▶ _Directions_
All of the data below should be written out exactly.
---- Given data
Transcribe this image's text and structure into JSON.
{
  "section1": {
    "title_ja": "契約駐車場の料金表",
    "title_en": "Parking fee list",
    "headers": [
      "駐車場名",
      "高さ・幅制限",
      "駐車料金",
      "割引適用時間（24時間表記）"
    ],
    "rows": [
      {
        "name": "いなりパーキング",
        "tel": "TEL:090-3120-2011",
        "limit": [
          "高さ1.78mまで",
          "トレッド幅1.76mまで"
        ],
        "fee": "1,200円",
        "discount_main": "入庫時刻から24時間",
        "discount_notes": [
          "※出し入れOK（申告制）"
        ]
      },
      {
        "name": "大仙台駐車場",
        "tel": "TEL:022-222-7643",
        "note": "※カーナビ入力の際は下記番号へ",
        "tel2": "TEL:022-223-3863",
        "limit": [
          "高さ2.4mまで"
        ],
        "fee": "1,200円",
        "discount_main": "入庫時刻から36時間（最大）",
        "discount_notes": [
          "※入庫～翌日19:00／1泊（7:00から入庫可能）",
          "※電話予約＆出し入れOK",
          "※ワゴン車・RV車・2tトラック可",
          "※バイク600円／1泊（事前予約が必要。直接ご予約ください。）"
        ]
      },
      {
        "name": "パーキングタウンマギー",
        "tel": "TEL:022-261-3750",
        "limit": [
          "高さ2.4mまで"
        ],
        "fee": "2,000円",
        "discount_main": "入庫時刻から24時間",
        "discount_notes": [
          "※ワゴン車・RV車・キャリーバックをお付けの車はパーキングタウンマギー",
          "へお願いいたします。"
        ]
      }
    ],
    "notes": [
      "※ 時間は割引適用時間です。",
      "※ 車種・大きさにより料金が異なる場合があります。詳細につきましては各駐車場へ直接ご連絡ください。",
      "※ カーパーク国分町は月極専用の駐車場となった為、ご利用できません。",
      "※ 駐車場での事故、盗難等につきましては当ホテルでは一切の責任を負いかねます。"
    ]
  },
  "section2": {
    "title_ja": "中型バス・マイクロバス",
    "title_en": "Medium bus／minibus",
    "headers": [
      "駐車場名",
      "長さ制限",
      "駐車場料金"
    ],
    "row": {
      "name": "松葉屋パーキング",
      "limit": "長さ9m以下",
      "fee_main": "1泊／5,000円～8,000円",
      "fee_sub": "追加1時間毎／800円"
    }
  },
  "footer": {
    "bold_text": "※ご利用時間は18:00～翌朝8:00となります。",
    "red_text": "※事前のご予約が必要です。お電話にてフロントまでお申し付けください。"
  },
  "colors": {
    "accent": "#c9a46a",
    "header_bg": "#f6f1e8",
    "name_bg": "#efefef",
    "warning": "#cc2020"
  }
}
--------
▶ _Full response_
Transcribe this image's text and structure into JSON.
{
  "section1": {
    "title_ja": "契約駐車場の料金表",
    "title_en": "Parking fee list",
    "headers": [
      "駐車場名",
      "高さ・幅制限",
      "駐車料金",
      "割引適用時間（24時間表記）"
    ],
    "rows": [
      {
        "name": "いなりパーキング",
        "tel": "TEL:090-3120-2011",
        "limit": [
          "高さ1.78mまで",
          "トレッド幅1.76mまで"
        ],
        "fee": "1,200円",
        "discount_main": "入庫時刻から24時間",
        "discount_notes": [
          "※出し入れOK（申告制）"
        ]
      },
      {
        "name": "大仙台駐車場",
        "tel": "TEL:022-222-7643",
        "note": "※カーナビ入力の際は下記番号へ",
        "tel2": "TEL:022-223-3863",
        "limit": [
          "高さ2.4mまで"
        ],
        "fee": "1,200円",
        "discount_main": "入庫時刻から36時間（最大）",
        "discount_notes": [
          "※入庫～翌日19:00／1泊（7:00から入庫可能）",
          "※電話予約＆出し入れOK",
          "※ワゴン車・RV車・2tトラック可",
          "※バイク600円／1泊（事前予約が必要。直接ご予約ください。）"
        ]
      },
      {
        "name": "パーキングタウンマギー",
        "tel": "TEL:022-261-3750",
        "limit": [
          "高さ2.4mまで"
        ],
        "fee": "2,000円",
        "discount_main": "入庫時刻から24時間",
        "discount_notes": [
          "※ワゴン車・RV車・キャリーバックをお付けの車はパーキングタウンマギー",
          "へお願いいたします。"
        ]
      }
    ],
    "notes": [
      "※ 時間は割引適用時間です。",
      "※ 車種・大きさにより料金が異なる場合があります。詳細につきましては各駐車場へ直接ご連絡ください。",
      "※ カーパーク国分町は月極専用の駐車場となった為、ご利用できません。",
      "※ 駐車場での事故、盗難等につきましては当ホテルでは一切の責任を負いかねます。"
    ]
  },
  "section2": {
    "title_ja": "中型バス・マイクロバス",
    "title_en": "Medium bus／minibus",
    "headers": [
      "駐車場名",
      "長さ制限",
      "駐車場料金"
    ],
    "row": {
      "name": "松葉屋パーキング",
      "limit": "長さ9m以下",
      "fee_main": "1泊／5,000円～8,000円",
      "fee_sub": "追加1時間毎／800円"
    }
  },
  "footer": {
    "bold_text": "※ご利用時間は18:00～翌朝8:00となります。",
    "red_text": "※事前のご予約が必要です。お電話にてフロントまでお申し付けください。"
  },
  "colors": {
    "accent": "#c9a46a",
    "header_bg": "#f6f1e8",
    "name_bg": "#efefef",
    "warning": "#cc2020"
  }
}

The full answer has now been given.